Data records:
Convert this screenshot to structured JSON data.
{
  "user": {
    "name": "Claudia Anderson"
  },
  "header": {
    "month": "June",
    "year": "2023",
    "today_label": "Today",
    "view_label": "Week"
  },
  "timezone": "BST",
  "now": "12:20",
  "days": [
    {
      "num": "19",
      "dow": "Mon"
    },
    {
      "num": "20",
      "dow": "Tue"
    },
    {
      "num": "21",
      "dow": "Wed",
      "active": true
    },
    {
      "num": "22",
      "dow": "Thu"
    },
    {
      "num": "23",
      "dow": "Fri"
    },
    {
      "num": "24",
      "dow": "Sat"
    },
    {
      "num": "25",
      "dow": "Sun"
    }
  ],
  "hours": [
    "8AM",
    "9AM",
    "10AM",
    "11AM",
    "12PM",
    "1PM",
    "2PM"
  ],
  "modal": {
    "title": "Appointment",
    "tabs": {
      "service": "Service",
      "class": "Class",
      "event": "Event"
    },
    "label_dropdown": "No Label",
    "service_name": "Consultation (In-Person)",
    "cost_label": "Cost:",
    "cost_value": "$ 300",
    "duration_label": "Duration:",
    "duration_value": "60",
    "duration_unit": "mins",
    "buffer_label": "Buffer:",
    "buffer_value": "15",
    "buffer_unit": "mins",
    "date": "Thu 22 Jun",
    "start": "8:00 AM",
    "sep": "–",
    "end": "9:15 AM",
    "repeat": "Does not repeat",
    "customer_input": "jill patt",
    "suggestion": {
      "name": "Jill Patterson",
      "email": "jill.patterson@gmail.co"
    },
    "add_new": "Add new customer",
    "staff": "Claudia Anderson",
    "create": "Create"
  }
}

# [To do]
Return the material in full, exactly as shown.

# [Solution to the exercise]
Convert this screenshot to structured JSON data.
{
  "user": {
    "name": "Claudia Anderson"
  },
  "header": {
    "month": "June",
    "year": "2023",
    "today_label": "Today",
    "view_label": "Week"
  },
  "timezone": "BST",
  "now": "12:20",
  "days": [
    {
      "num": "19",
      "dow": "Mon"
    },
    {
      "num": "20",
      "dow": "Tue"
    },
    {
      "num": "21",
      "dow": "Wed",
      "active": true
    },
    {
      "num": "22",
      "dow": "Thu"
    },
    {
      "num": "23",
      "dow": "Fri"
    },
    {
      "num": "24",
      "dow": "Sat"
    },
    {
      "num": "25",
      "dow": "Sun"
    }
  ],
  "hours": [
    "8AM",
    "9AM",
    "10AM",
    "11AM",
    "12PM",
    "1PM",
    "2PM"
  ],
  "modal": {
    "title": "Appointment",
    "tabs": {
      "service": "Service",
      "class": "Class",
      "event": "Event"
    },
    "label_dropdown": "No Label",
    "service_name": "Consultation (In-Person)",
    "cost_label": "Cost:",
    "cost_value": "$ 300",
    "duration_label": "Duration:",
    "duration_value": "60",
    "duration_unit": "mins",
    "buffer_label": "Buffer:",
    "buffer_value": "15",
    "buffer_unit": "mins",
    "date": "Thu 22 Jun",
    "start": "8:00 AM",
    "sep": "–",
    "end": "9:15 AM",
    "repeat": "Does not repeat",
    "customer_input": "jill patt",
    "suggestion": {
      "name": "Jill Patterson",
      "email": "jill.patterson@gmail.co"
    },
    "add_new": "Add new customer",
    "staff": "Claudia Anderson",
    "create": "Create"
  }
}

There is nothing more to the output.